Dataset items:

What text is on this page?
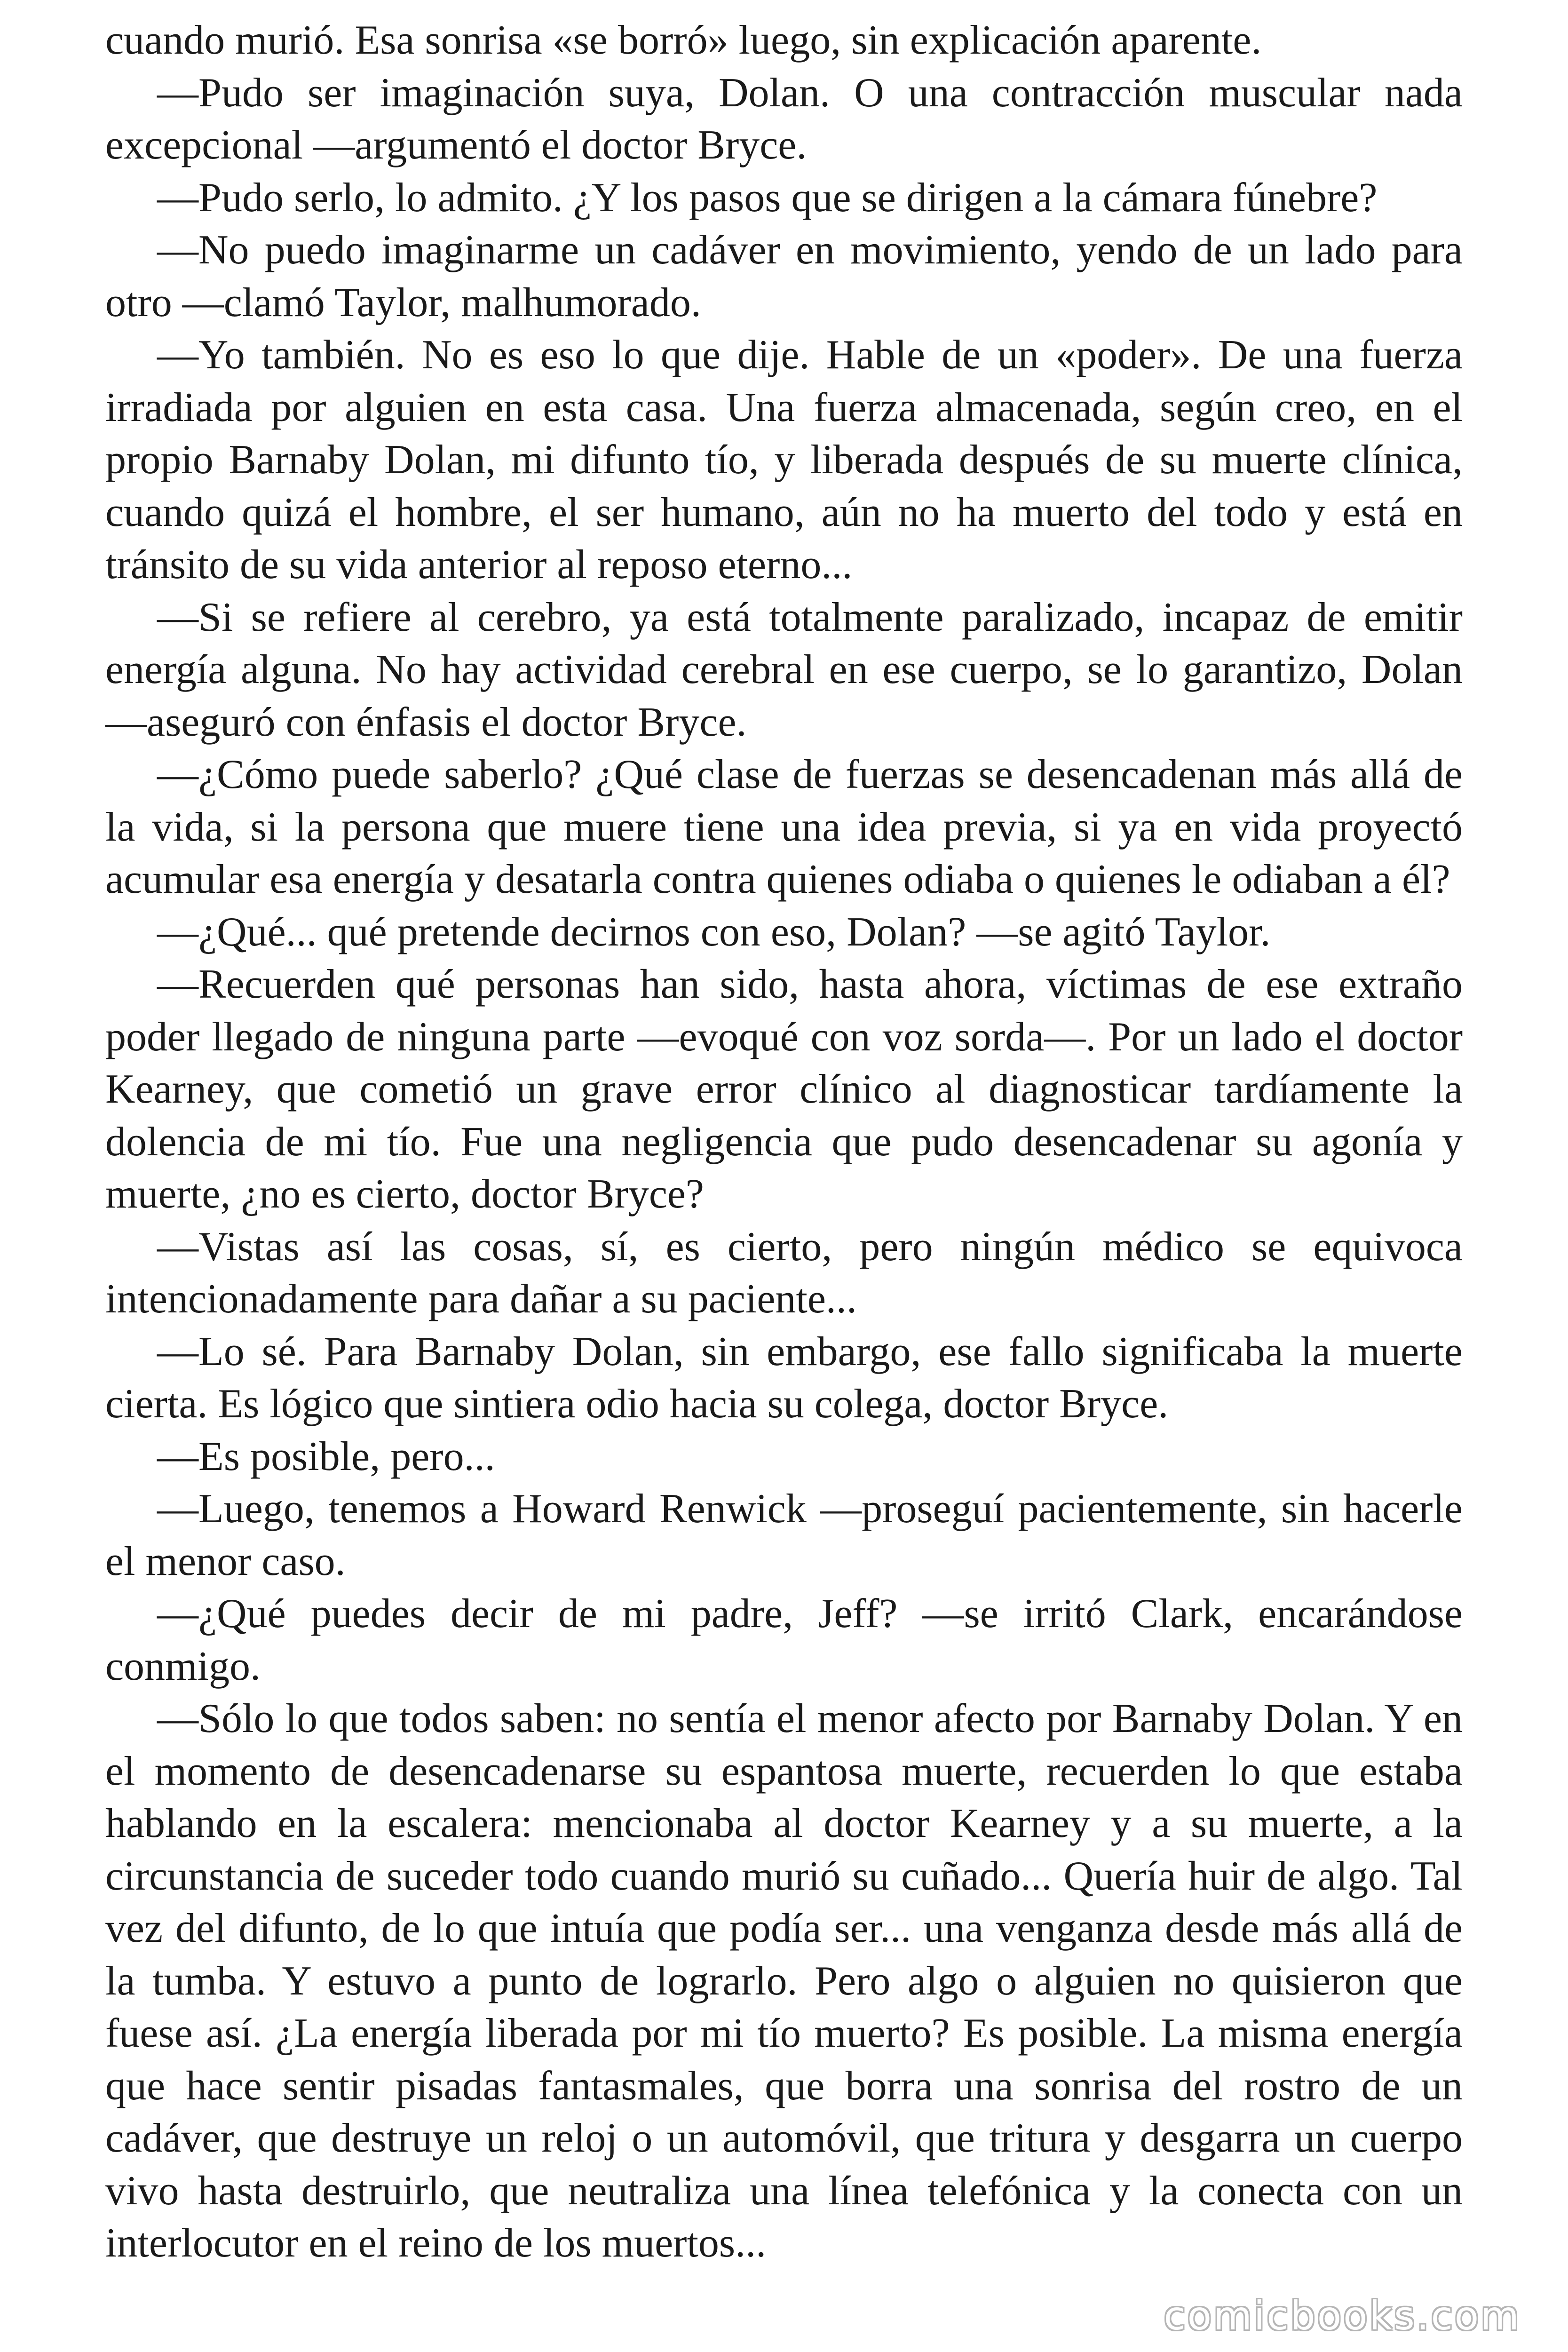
cuando murió. Esa sonrisa «se borró» luego, sin explicación aparente.

—Pudo ser imaginación suya, Dolan. O una contracción muscular nada excepcional —argumentó el doctor Bryce.

—Pudo serlo, lo admito. ¿Y los pasos que se dirigen a la cámara fúnebre?

—No puedo imaginarme un cadáver en movimiento, yendo de un lado para otro —clamó Taylor, malhumorado.

—Yo también. No es eso lo que dije. Hable de un «poder». De una fuerza irradiada por alguien en esta casa. Una fuerza almacenada, según creo, en el propio Barnaby Dolan, mi difunto tío, y liberada después de su muerte clínica, cuando quizá el hombre, el ser humano, aún no ha muerto del todo y está en tránsito de su vida anterior al reposo eterno...

—Si se refiere al cerebro, ya está totalmente paralizado, incapaz de emitir energía alguna. No hay actividad cerebral en ese cuerpo, se lo garantizo, Dolan —aseguró con énfasis el doctor Bryce.

—¿Cómo puede saberlo? ¿Qué clase de fuerzas se desencadenan más allá de la vida, si la persona que muere tiene una idea previa, si ya en vida proyectó acumular esa energía y desatarla contra quienes odiaba o quienes le odiaban a él?

—¿Qué... qué pretende decirnos con eso, Dolan? —se agitó Taylor.

—Recuerden qué personas han sido, hasta ahora, víctimas de ese extraño poder llegado de ninguna parte —evoqué con voz sorda—. Por un lado el doctor Kearney, que cometió un grave error clínico al diagnosticar tardíamente la dolencia de mi tío. Fue una negligencia que pudo desencadenar su agonía y muerte, ¿no es cierto, doctor Bryce?

—Vistas así las cosas, sí, es cierto, pero ningún médico se equivoca intencionadamente para dañar a su paciente...

—Lo sé. Para Barnaby Dolan, sin embargo, ese fallo significaba la muerte cierta. Es lógico que sintiera odio hacia su colega, doctor Bryce.

—Es posible, pero...

—Luego, tenemos a Howard Renwick —proseguí pacientemente, sin hacerle el menor caso.

—¿Qué puedes decir de mi padre, Jeff? —se irritó Clark, encarándose conmigo.

—Sólo lo que todos saben: no sentía el menor afecto por Barnaby Dolan. Y en el momento de desencadenarse su espantosa muerte, recuerden lo que estaba hablando en la escalera: mencionaba al doctor Kearney y a su muerte, a la circunstancia de suceder todo cuando murió su cuñado... Quería huir de algo. Tal vez del difunto, de lo que intuía que podía ser... una venganza desde más allá de la tumba. Y estuvo a punto de lograrlo. Pero algo o alguien no quisieron que fuese así. ¿La energía liberada por mi tío muerto? Es posible. La misma energía que hace sentir pisadas fantasmales, que borra una sonrisa del rostro de un cadáver, que destruye un reloj o un automóvil, que tritura y desgarra un cuerpo vivo hasta destruirlo, que neutraliza una línea telefónica y la conecta con un interlocutor en el reino de los muertos...

comicbooks.com
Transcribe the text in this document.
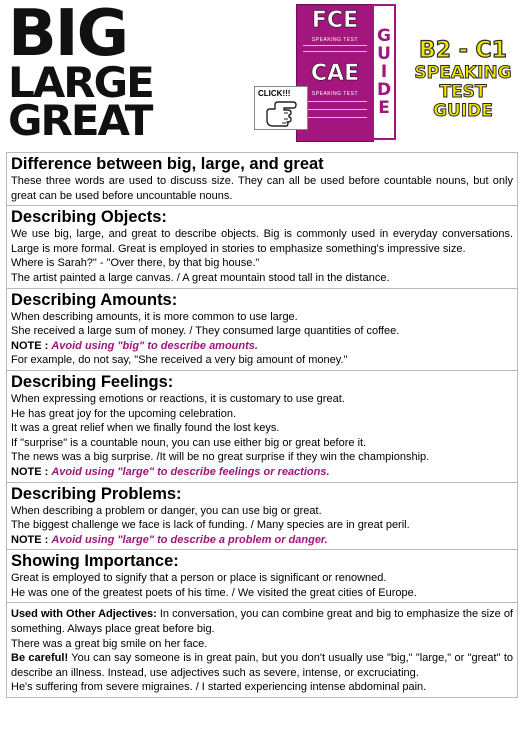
BIG
LARGE
GREAT
FCE
SPEAKING TEST
CAE
SPEAKING TEST
G
U
I
D
E
CLICK!!!
B2 - C1
SPEAKING
TEST
GUIDE

Difference between big, large, and great

These three words are used to discuss size. They can all be used before countable nouns, but only great can be used before uncountable nouns.

Describing Objects:

We use big, large, and great to describe objects. Big is commonly used in everyday conversations. Large is more formal. Great is employed in stories to emphasize something's impressive size.

Where is Sarah?" - "Over there, by that big house."

The artist painted a large canvas. / A great mountain stood tall in the distance.

Describing Amounts:

When describing amounts, it is more common to use large.

She received a large sum of money. / They consumed large quantities of coffee.

NOTE : Avoid using "big" to describe amounts.

For example, do not say, "She received a very big amount of money."

Describing Feelings:

When expressing emotions or reactions, it is customary to use great.

He has great joy for the upcoming celebration.

It was a great relief when we finally found the lost keys.

If "surprise" is a countable noun, you can use either big or great before it.

The news was a big surprise. /It will be no great surprise if they win the championship.

NOTE : Avoid using "large" to describe feelings or reactions.

Describing Problems:

When describing a problem or danger, you can use big or great.

The biggest challenge we face is lack of funding. / Many species are in great peril.

NOTE : Avoid using "large" to describe a problem or danger.

Showing Importance:

Great is employed to signify that a person or place is significant or renowned.

He was one of the greatest poets of his time. / We visited the great cities of Europe.

Used with Other Adjectives: In conversation, you can combine great and big to emphasize the size of something. Always place great before big.

There was a great big smile on her face.

Be careful! You can say someone is in great pain, but you don't usually use "big," "large," or "great" to describe an illness. Instead, use adjectives such as severe, intense, or excruciating.

He's suffering from severe migraines. / I started experiencing intense abdominal pain.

Your objective: For each line of the entries that includes "intense", show that line.

Correct output:
Be careful! You can say someone is in great pain, but you don't usually use "big," "large," or "great" to describe an illness. Instead, use adjectives such as severe, intense, or excruciating.
He's suffering from severe migraines. / I started experiencing intense abdominal pain.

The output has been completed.